> _PASAJE_
━━━━━━━━━━━━━━━━
No era “Romano” ni mucho menos un “Coliseo”. De hecho, cualquier
forma de tratar de darle un sentido al nombre de ese programa de televisión era
inverosímil.
Venía de despertar de una
terrible caña del día anterior, muy lejano a mi casa. Para solventar el dolor,
me gustaba tomar un jugo de frutas de los venezolanos (esenciales vitaminas
después de tanto vino) y sentarme en una de las bancas de la plaza principal de
la ciudad.
La vida reflejada en las caras
de las personas me permitía barajar una gama de posibilidades que pudiesen
estar cargando sobre sus hombros. Las miradas, las expresiones, el tono de voz,
la postura, la rapidez con que caminan, sus silencios. Todo era interpretable
bajo la mirada de ese tosco personaje de oscuras ropas que los miraba
indirectamente desde una de las bancas.
Como siempre, pasar
desapercibido era mi especialidad. Observar y analizar, lo único que se me daba
bien.
━━━━━━━━━━━━━━━━
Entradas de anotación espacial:
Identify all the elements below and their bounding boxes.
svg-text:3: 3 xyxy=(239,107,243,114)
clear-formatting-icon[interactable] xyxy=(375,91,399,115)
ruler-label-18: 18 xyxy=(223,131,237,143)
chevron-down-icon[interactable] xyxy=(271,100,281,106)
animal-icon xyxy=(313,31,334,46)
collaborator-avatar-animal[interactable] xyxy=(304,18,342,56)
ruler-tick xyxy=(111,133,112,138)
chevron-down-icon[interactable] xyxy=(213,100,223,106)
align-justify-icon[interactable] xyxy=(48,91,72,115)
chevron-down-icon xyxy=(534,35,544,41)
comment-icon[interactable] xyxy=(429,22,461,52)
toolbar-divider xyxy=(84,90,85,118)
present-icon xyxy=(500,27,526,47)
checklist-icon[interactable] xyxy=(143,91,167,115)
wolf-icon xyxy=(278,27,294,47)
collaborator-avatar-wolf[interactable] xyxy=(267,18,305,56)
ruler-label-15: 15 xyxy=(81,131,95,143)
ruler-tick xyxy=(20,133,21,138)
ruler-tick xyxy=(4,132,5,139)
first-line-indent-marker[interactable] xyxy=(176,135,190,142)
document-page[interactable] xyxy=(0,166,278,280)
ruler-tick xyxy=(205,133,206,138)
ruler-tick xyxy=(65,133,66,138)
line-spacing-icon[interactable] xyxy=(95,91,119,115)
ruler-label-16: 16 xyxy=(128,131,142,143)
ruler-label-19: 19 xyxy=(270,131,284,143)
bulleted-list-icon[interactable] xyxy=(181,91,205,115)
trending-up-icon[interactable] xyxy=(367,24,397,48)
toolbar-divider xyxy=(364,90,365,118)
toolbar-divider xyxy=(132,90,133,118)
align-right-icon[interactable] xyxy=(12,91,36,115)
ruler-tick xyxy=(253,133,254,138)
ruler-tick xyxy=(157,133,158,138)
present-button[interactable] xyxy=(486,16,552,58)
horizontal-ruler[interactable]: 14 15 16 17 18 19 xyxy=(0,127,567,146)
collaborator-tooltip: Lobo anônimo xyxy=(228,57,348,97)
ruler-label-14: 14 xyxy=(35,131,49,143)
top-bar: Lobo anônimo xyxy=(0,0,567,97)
━━━━━━━━━━━━━━━━
> _TUS TAREAS_
(a) Traduce al inglés esta oración del pasaje: «Como siempre, pasar desapercibido era mi especialidad.»
(b) Escribe cómo sigue el pasaje sobre la plaza a partir de su última oración.

> _RESPUESTAS DADAS_
(a) As always, going unnoticed was my specialty.

(b)
Quizás por lo absorto que estaba
en mis propios pensamientos, no había visto una fila que comenzaba a crecer en
las afueras, del ya extinto, teatro centenario (otra de esas edificaciones
culturales tan hermosas y tan antiguas, que nadie quiere licitar).
El último tipo en la fila nota mi curiosidad.
- - ¡Están pagando cinco lucas, hermanito!
- - ¿Cinco lucas pa’ qué?
-
¡Van a grabar un capítulo de Coliseo Romano! –grita el pobre tipo, con
una notoria exaltación que no logro comprender.
El aroma a butacas, polvo,
humedad y poco uso, solo era opacado por el sudor de las decenas de personas
que se atestaban por un buen puesto ante tamaña oportunidad de ser público en
un capítulo de un programa de la t.v.
Obviamente, a mí me importaba
una mierda; me senté lo más atrás que pude, antes que uno de los productores
empezara a dar órdenes de dónde y cómo teníamos que reaccionar.
- - ¡Ya! ¿Me escuchan? –preguntó sin micrófono el productor. El eco del
teatro se mantenía impecable–. Vamos a grabar unos minutitos de sólo risas,
¡¿ya?! Así que acérquense todos los que están atrás. Eso… Así… Y ríanse fuerte
y bien ruidosos noma’. ¿Tamos’ listos?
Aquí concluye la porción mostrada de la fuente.